• What the exercise asks:
Each entry has to be copied exactly, with nothing missed.
***** The data *****
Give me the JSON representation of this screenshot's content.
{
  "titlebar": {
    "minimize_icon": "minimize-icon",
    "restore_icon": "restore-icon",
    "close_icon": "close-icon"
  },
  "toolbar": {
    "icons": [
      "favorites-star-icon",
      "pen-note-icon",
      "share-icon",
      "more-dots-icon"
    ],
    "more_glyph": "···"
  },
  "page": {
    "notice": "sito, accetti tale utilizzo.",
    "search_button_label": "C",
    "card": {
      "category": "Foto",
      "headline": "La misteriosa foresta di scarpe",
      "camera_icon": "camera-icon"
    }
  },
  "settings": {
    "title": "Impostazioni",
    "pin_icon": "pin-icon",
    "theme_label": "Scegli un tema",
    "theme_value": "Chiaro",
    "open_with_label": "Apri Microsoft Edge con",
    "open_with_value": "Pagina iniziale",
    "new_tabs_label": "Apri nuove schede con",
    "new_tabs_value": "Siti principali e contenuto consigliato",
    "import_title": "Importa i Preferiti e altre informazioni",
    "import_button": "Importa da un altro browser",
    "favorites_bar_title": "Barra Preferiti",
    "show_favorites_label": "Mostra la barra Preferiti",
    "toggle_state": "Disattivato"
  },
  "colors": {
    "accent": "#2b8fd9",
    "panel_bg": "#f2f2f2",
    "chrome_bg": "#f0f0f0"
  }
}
*****
• Output:
Give me the JSON representation of this screenshot's content.
{
  "titlebar": {
    "minimize_icon": "minimize-icon",
    "restore_icon": "restore-icon",
    "close_icon": "close-icon"
  },
  "toolbar": {
    "icons": [
      "favorites-star-icon",
      "pen-note-icon",
      "share-icon",
      "more-dots-icon"
    ],
    "more_glyph": "···"
  },
  "page": {
    "notice": "sito, accetti tale utilizzo.",
    "search_button_label": "C",
    "card": {
      "category": "Foto",
      "headline": "La misteriosa foresta di scarpe",
      "camera_icon": "camera-icon"
    }
  },
  "settings": {
    "title": "Impostazioni",
    "pin_icon": "pin-icon",
    "theme_label": "Scegli un tema",
    "theme_value": "Chiaro",
    "open_with_label": "Apri Microsoft Edge con",
    "open_with_value": "Pagina iniziale",
    "new_tabs_label": "Apri nuove schede con",
    "new_tabs_value": "Siti principali e contenuto consigliato",
    "import_title": "Importa i Preferiti e altre informazioni",
    "import_button": "Importa da un altro browser",
    "favorites_bar_title": "Barra Preferiti",
    "show_favorites_label": "Mostra la barra Preferiti",
    "toggle_state": "Disattivato"
  },
  "colors": {
    "accent": "#2b8fd9",
    "panel_bg": "#f2f2f2",
    "chrome_bg": "#f0f0f0"
  }
}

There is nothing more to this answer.